* **Items**:
◇ ◇ ◇ ◇ ◇

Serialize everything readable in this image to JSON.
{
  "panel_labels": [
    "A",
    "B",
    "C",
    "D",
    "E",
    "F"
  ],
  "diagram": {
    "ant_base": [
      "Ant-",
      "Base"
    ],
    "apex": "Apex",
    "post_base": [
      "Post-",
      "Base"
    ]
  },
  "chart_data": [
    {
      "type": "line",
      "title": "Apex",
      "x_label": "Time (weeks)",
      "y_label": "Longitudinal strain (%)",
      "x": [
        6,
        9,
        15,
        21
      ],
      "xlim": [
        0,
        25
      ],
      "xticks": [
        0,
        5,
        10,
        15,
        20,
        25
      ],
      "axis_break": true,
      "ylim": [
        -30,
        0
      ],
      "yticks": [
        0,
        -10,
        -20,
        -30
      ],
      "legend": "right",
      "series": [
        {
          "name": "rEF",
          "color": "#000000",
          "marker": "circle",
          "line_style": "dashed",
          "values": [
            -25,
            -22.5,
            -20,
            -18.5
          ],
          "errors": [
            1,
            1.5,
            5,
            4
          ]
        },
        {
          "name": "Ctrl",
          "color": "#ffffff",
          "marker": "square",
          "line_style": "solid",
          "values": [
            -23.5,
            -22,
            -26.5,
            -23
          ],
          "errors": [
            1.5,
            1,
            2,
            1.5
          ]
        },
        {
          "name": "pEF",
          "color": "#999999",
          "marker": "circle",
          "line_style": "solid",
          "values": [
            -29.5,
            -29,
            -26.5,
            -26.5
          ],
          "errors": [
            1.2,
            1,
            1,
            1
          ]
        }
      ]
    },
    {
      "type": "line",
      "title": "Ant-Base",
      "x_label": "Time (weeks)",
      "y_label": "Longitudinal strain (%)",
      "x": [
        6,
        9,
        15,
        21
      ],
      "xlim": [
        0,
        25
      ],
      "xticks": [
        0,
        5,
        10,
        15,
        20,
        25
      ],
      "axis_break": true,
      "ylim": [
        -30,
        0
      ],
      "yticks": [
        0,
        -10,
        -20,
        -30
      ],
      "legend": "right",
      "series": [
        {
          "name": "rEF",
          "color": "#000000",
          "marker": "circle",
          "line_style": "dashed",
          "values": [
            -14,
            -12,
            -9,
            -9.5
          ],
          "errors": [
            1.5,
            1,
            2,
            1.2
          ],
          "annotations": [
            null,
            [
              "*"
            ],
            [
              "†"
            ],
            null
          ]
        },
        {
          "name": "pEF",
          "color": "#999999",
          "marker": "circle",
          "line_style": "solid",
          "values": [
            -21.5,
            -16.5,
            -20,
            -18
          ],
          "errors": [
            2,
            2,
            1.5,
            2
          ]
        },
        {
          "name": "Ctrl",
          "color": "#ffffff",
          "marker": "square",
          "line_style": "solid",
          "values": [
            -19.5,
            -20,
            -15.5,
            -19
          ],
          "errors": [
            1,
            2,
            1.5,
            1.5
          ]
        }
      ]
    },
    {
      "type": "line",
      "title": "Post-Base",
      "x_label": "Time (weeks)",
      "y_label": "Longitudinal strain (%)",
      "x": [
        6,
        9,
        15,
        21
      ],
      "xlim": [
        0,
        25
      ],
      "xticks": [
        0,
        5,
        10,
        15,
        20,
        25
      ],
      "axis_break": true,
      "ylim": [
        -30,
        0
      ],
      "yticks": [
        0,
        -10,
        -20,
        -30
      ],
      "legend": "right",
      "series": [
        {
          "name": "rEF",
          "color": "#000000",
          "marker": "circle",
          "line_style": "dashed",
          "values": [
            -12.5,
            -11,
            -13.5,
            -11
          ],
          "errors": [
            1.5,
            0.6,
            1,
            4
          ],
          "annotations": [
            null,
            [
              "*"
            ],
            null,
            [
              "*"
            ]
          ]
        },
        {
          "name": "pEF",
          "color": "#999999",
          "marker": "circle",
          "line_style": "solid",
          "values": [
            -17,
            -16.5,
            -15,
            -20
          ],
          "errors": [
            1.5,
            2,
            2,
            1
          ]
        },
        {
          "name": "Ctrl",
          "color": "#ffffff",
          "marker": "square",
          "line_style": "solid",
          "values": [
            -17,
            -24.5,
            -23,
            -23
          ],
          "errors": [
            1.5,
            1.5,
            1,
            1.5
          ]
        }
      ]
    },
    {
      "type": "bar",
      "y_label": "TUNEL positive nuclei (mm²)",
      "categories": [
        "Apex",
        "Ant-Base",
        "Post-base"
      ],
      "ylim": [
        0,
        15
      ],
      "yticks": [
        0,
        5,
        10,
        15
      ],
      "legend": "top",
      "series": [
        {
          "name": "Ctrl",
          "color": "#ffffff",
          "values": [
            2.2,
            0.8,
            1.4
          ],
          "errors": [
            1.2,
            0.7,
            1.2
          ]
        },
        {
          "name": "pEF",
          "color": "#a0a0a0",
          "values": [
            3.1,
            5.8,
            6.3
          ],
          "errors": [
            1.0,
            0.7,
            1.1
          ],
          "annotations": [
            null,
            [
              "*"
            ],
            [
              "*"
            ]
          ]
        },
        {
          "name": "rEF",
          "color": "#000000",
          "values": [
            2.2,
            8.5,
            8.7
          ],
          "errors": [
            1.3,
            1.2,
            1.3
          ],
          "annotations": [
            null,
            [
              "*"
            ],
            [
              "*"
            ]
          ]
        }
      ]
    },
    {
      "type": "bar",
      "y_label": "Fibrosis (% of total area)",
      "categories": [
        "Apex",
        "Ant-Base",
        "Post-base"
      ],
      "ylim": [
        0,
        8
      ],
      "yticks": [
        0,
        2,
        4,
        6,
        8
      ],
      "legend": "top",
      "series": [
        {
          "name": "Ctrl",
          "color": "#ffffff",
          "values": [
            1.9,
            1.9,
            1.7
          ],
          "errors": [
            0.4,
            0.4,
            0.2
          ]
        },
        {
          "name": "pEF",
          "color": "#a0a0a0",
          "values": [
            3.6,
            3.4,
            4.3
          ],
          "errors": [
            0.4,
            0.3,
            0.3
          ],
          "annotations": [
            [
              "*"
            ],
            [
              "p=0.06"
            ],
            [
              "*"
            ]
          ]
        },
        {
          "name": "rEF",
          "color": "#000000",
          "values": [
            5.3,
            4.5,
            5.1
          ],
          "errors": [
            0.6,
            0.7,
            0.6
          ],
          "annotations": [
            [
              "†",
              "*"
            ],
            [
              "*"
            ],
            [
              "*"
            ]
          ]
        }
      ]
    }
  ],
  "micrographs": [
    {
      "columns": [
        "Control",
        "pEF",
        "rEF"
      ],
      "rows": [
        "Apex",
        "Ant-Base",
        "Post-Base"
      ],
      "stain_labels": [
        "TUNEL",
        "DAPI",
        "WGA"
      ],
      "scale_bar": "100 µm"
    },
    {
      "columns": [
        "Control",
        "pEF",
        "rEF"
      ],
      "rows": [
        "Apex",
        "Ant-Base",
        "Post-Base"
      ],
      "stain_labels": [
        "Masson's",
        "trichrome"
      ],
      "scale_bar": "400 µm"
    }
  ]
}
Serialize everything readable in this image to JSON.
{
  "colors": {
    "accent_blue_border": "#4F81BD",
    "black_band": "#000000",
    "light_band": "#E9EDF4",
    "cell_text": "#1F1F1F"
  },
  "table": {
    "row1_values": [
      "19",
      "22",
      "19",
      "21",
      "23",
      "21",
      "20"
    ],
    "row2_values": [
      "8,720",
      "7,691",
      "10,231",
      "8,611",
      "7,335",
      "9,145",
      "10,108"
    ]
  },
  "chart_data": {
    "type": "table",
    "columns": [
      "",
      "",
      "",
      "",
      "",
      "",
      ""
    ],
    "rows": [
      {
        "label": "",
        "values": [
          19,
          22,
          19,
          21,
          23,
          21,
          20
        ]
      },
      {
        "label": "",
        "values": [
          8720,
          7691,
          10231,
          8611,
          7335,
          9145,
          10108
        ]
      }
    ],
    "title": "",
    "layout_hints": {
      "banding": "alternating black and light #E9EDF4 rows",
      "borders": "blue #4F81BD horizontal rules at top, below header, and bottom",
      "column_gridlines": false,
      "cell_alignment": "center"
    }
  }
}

◇ ◇ ◇ ◇ ◇

All lines that include "title" are to be gathered and copied.

* **Solution for this exercise**:
      "title": "Apex",
      "title": "Ant-Base",
      "title": "Post-Base",
    "title": "",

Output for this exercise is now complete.